(Dataset records)
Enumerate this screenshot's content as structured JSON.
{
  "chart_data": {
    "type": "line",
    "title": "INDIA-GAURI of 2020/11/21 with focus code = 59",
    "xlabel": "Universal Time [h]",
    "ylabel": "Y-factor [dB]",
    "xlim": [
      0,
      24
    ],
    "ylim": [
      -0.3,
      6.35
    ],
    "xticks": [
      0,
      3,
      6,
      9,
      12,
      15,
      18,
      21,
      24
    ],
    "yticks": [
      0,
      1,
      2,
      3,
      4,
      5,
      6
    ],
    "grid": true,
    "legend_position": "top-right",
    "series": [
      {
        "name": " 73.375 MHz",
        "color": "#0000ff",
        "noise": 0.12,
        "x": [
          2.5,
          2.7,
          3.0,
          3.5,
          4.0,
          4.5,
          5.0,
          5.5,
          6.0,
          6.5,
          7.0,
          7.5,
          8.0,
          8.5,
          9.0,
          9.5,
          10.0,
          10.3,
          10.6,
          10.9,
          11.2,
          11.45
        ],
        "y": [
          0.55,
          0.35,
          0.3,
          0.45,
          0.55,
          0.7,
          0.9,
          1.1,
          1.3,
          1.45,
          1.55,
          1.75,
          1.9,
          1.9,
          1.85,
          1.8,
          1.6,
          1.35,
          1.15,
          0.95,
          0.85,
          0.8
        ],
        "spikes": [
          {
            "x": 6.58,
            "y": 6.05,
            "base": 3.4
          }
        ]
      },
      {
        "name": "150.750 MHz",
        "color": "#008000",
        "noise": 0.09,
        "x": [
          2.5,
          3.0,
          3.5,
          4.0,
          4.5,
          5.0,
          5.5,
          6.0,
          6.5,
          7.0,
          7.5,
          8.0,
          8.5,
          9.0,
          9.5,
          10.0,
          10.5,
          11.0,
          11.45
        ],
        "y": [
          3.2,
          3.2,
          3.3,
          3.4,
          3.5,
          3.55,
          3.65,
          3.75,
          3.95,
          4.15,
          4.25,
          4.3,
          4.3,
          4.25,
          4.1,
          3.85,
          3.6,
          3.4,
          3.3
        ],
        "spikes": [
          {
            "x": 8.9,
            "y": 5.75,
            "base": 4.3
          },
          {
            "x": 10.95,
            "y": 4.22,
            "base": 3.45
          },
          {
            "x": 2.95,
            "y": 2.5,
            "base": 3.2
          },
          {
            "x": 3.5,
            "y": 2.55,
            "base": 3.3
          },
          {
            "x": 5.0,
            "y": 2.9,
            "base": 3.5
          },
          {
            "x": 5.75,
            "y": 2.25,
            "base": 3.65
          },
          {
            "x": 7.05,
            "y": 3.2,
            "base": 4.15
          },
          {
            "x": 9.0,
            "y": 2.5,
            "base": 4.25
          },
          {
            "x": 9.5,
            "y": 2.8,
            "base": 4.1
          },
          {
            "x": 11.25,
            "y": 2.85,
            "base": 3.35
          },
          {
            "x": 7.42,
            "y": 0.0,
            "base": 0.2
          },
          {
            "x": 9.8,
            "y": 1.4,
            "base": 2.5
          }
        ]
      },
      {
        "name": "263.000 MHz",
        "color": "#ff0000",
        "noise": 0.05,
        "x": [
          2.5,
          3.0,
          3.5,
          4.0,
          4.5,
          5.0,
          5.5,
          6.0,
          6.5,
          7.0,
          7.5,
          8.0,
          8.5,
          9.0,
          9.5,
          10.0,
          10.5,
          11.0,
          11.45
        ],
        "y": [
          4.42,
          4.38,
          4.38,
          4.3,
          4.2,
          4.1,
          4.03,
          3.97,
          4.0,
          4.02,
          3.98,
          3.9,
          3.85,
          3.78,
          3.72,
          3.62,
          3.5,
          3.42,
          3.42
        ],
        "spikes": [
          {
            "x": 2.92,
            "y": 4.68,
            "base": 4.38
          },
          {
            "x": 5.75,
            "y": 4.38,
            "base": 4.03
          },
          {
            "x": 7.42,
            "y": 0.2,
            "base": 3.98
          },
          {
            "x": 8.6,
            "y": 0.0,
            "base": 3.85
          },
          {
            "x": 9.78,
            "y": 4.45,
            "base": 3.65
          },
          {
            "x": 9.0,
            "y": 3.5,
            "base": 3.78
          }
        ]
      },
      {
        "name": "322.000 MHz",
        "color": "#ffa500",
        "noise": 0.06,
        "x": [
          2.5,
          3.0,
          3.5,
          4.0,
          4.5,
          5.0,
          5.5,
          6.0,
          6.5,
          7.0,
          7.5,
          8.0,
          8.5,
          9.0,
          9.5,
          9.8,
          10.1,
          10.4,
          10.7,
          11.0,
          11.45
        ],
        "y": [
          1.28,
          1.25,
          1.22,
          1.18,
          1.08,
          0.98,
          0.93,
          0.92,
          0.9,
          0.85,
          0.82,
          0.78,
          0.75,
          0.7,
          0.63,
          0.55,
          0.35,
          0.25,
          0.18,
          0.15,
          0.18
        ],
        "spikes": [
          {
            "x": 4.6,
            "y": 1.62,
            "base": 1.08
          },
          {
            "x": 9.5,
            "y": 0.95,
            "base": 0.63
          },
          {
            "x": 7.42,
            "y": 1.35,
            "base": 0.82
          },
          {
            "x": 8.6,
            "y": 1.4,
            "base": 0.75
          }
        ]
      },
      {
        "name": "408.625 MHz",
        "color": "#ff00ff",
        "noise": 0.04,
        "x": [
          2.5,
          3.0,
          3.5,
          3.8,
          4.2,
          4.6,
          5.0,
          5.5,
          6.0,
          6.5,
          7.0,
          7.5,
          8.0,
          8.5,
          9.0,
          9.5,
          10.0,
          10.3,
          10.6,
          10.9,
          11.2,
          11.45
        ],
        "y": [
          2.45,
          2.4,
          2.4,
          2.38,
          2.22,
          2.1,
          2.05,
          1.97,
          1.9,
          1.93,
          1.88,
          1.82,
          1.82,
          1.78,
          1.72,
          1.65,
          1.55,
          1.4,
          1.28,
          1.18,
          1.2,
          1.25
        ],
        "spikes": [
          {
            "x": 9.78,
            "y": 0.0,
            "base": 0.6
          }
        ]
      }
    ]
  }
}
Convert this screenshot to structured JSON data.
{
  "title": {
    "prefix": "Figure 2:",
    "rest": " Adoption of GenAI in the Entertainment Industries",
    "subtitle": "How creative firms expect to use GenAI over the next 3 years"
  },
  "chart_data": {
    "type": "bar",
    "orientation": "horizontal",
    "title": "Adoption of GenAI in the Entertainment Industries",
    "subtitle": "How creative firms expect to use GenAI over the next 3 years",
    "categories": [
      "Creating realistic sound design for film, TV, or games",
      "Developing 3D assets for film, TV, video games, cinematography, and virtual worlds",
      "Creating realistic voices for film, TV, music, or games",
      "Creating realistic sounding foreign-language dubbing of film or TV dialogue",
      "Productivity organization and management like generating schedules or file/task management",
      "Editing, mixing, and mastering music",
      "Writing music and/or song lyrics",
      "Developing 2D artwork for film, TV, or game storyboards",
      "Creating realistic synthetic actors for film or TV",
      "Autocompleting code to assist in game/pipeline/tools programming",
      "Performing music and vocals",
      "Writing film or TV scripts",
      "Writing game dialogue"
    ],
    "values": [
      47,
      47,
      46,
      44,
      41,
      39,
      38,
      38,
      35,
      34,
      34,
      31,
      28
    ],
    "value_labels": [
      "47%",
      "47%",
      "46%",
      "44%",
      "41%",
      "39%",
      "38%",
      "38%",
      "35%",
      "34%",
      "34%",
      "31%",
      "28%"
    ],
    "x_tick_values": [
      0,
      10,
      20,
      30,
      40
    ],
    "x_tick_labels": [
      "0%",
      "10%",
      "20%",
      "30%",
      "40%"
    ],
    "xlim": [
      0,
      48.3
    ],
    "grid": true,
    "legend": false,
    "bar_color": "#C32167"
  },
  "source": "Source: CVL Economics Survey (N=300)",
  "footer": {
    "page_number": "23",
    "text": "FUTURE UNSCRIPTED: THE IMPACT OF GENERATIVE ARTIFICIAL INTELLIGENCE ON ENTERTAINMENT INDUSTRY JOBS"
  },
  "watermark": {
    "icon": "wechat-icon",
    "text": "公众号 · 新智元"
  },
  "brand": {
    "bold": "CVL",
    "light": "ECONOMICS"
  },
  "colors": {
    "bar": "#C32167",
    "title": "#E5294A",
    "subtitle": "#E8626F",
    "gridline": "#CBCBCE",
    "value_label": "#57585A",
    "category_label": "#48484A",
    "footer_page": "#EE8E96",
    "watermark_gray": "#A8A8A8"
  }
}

▶ DIRECTIONS: Identify how many lines in the entries above include the string "code", then state that number alone.

▶ REPLY: 2